▸ Problema assegnato
Elenca tutte le singole persone che il brano sui Comuni contro l'impero chiama per nome, escludendo le famiglie.

▸ Brano da leggere
........

Lo confesso: fin da bambino, sui banchi delle elementari, partecipavo poco all'afflato che le maestre cercavano di inculcarmi sull'epopea dei Comuni e sulla loro lotta contro l'impero. Un po' forse per ataviche vicende familiari e un po' perché disponendo di una buona libreria casalinga avevo appreso che la celeberrima battaglia di Legnano gli uomini della Lega Lombarda erano assai più del doppio degli imperiali e tuttavia stavano perdendo: solo l'imprudenza di Barbarossa, che si gettò in mezzo alla mischia, finendo disarcionato, creò sgomento fra le sue truppe che perciò si dispersero facendo arridere la vittoria ai milanesi.
Così da allora e nonostante le poesie patriottiche che mi venivano inflitte, Alberto da Giussano cominciò a starmi antipatico. Non che fosse un'ossessione, ma ogni giorno passavo davanti a un altro capitolo di quella lunga lotta, davanti a Palazzo Re Enzo, chiamato così perché vi fu tenuto prigioniero Enzo, figlio dell'imperatore Federico II di Svevia, catturato durante la Battaglia di Fossalta nei pressi di Modena.

Allora queste vicende venivano presentate come una specie di prodromo e di anticipazione del Risorgimento, anche se nella mia testa infantile continuavano a chiedermi perché mai questi eroi con i loro spadoni volessero unirsi contro lo Straniero ( si diceva così prima che si inventasse la parola extracomunitari che ne ha recuperato un po' il senso, ma soprattutto il ridicolo) per poi continuare a far parte di borghi e città fortificate con relativi contadi e lande separate se non ostili. Ma erano tempi quelli in cui si portava in classe l'obolo per la  Croce Rossa senza alcun sospetto che potesse essere rapinato dalla famiglia Letta e ricordo che ebbi delle crisi di coscienza perché un anno parte del contributo umanitario finì in un godurioso e irresistibile ciokorì. Insomma non era concepibile che ti dicessero qualcosa di non vero, che ti depistassero, che forzassero le cose. Del resto 2 più 2 faceva effettivamente 4 e io per analogia attribuivo questa magica proprietà intransitiva della verità ad ogni cosa  di cui le maestre parlavano.

........

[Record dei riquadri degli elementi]
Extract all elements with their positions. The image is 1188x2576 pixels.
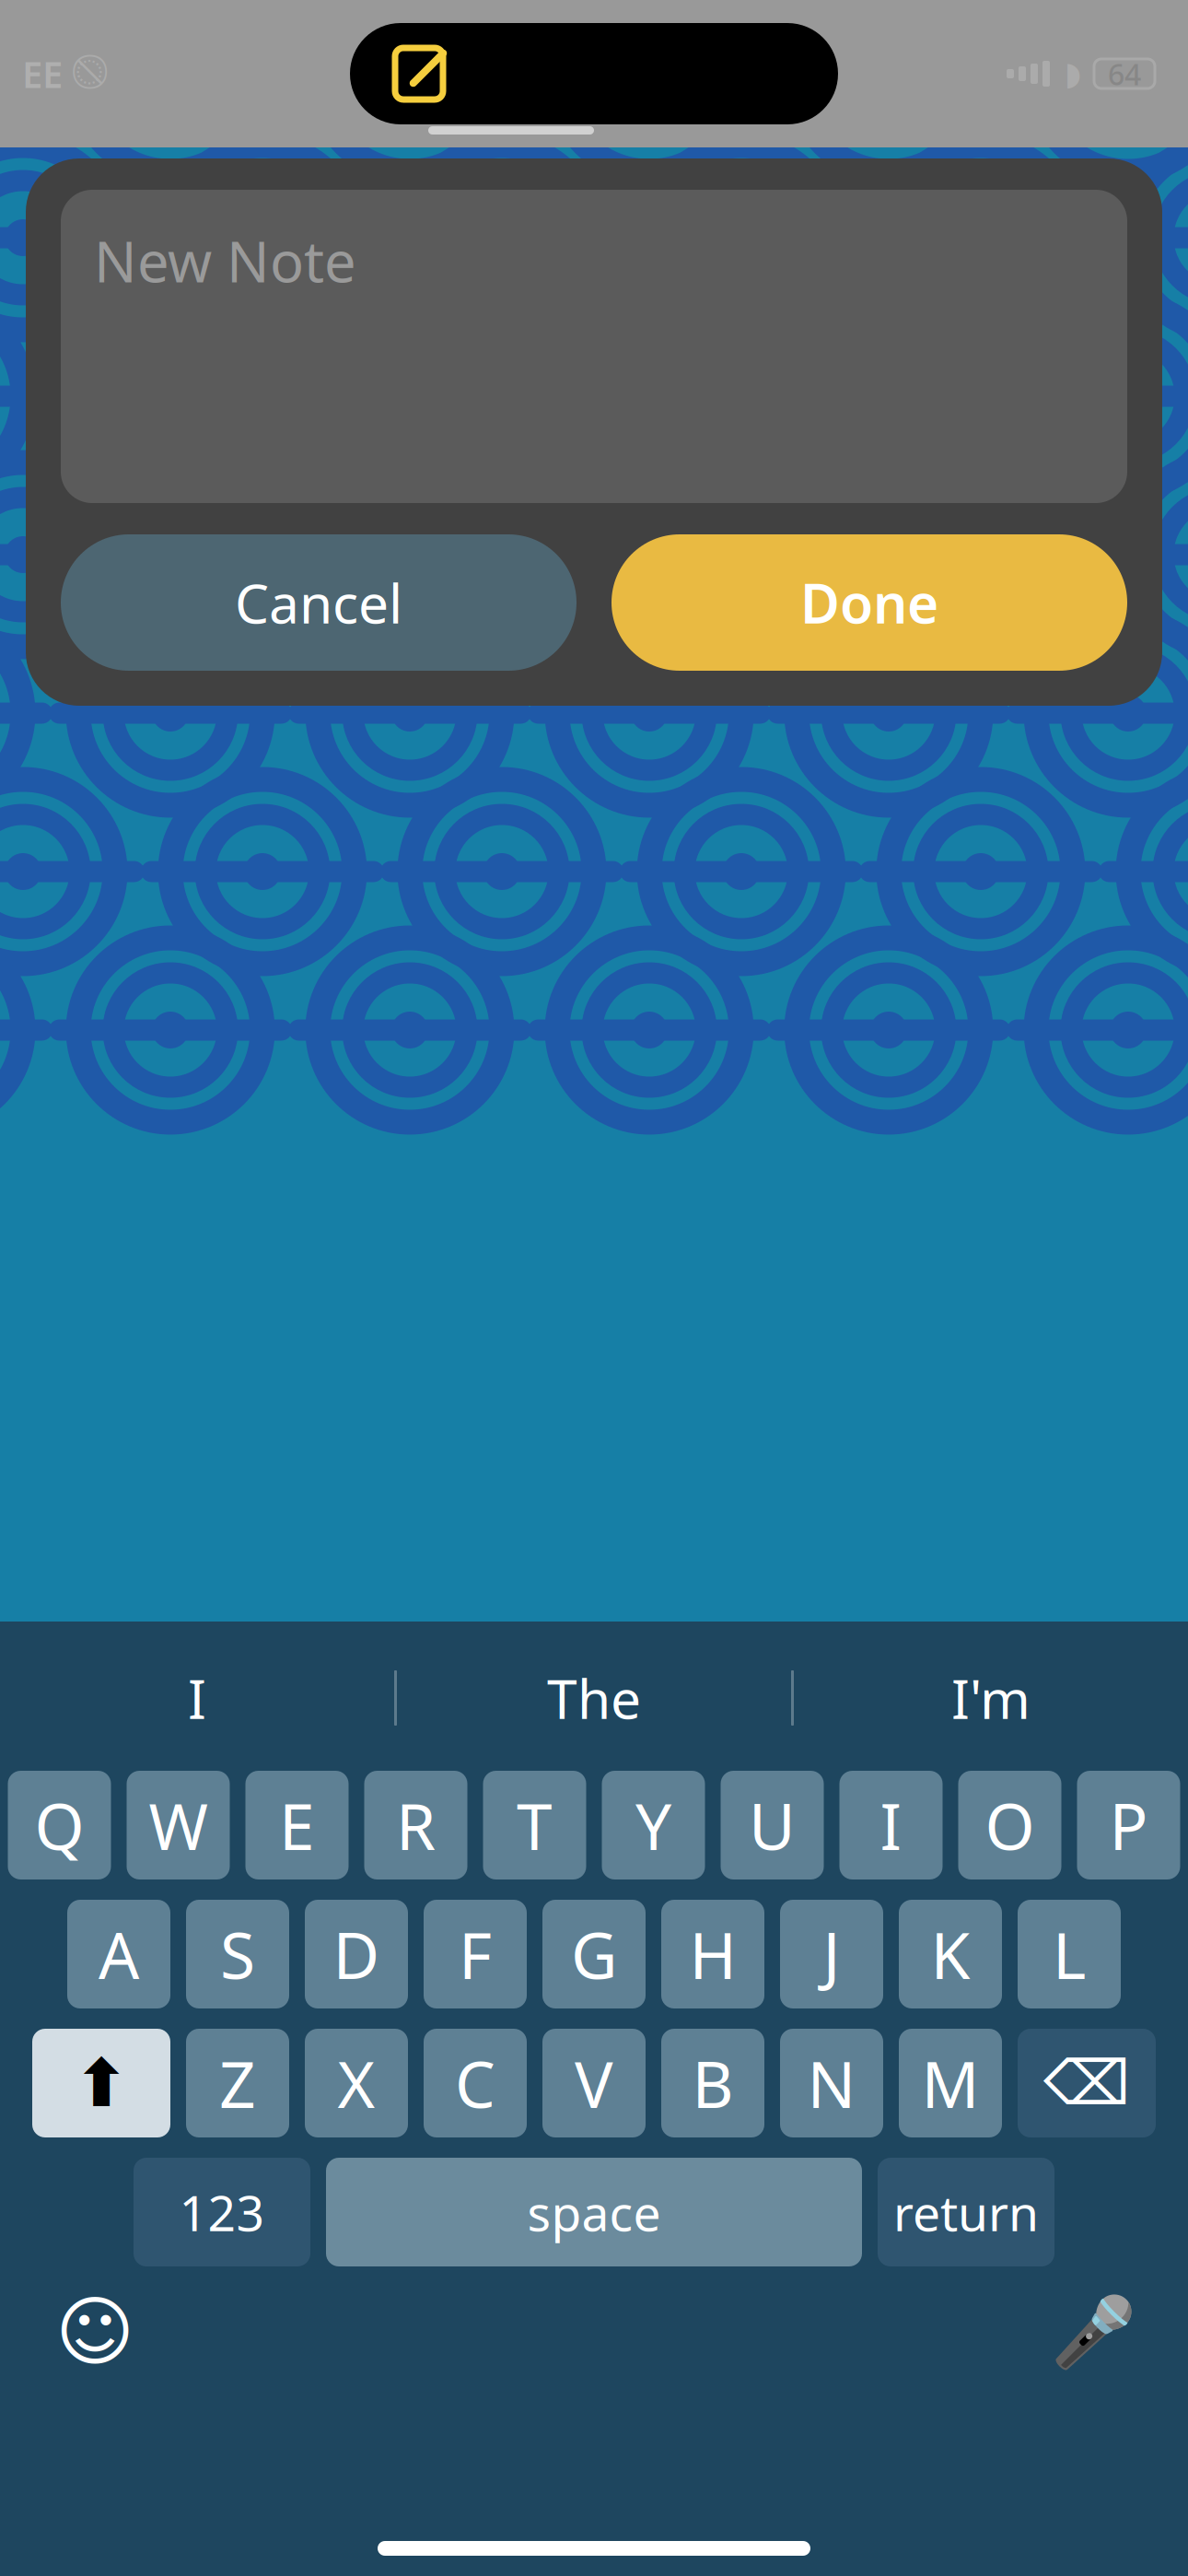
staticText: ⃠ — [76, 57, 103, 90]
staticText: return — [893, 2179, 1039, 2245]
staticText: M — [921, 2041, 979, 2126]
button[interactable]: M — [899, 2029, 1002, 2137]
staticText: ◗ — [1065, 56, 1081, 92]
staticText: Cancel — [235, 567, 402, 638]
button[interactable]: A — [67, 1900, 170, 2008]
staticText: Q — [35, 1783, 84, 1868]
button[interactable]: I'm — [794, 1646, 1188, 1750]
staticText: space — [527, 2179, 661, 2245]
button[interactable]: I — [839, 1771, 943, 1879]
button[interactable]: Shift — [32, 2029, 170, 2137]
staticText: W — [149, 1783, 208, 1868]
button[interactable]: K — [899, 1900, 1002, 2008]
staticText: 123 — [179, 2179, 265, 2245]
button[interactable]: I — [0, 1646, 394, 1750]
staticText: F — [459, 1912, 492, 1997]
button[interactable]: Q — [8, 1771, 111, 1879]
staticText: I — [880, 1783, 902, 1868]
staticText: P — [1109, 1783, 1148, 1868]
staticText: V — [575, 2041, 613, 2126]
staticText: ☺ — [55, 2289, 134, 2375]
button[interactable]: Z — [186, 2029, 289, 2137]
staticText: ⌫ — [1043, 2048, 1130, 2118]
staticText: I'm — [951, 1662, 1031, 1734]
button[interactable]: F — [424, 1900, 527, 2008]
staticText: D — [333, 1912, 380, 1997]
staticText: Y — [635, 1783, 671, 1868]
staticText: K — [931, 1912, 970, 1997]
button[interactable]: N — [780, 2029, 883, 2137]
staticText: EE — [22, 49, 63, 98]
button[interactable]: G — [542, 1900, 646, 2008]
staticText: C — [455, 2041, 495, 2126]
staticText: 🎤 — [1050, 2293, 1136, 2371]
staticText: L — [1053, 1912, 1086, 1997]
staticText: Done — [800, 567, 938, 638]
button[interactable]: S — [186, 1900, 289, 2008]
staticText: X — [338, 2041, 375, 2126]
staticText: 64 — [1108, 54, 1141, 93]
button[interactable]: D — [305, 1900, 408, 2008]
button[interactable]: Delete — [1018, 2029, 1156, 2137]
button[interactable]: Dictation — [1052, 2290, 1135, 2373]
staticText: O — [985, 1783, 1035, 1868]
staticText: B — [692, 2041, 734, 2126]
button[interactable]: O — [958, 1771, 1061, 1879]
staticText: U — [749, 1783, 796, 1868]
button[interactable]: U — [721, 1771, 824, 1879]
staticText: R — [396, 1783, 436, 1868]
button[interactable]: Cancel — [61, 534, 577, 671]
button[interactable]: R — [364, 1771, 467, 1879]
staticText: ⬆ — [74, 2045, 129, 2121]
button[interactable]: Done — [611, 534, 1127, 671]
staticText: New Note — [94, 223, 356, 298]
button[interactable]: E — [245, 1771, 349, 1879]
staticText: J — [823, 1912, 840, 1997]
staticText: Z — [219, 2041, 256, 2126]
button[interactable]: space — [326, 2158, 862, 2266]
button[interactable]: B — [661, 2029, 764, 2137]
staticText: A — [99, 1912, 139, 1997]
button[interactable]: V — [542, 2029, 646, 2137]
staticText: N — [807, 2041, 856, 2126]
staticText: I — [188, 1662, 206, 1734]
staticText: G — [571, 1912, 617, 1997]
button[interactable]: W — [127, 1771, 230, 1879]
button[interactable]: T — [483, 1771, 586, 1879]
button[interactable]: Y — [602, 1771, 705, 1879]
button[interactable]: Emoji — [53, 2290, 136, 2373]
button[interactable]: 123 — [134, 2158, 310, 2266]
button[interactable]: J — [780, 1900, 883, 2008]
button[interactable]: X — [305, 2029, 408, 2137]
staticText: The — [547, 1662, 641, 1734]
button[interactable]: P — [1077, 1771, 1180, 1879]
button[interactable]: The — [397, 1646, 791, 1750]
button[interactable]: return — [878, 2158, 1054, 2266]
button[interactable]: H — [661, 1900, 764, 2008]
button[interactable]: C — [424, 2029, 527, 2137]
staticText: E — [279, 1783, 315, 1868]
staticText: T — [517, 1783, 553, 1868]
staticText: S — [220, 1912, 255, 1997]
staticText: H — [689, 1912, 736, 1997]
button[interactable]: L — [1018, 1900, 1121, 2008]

........

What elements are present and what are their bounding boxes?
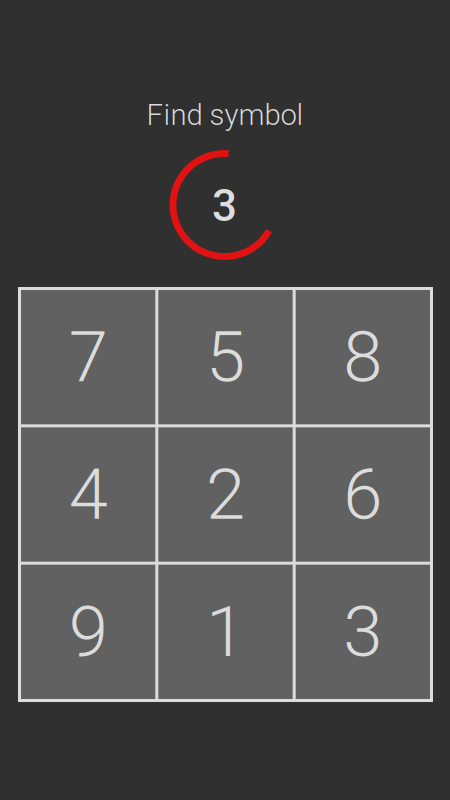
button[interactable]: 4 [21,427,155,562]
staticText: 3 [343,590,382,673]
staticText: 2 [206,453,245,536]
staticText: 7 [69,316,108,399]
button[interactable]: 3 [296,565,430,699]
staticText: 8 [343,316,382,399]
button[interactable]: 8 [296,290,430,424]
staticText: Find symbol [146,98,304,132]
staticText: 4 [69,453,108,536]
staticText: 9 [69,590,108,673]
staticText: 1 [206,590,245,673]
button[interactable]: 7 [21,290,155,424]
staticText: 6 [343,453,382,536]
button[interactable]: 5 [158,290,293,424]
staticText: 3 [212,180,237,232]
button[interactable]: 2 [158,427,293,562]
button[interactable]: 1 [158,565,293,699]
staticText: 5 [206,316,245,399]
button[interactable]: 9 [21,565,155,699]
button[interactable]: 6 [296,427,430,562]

........

▸ Esercizio svolto
Barbarossa, Alberto da Giussano, Enzo, Federico II di Svevia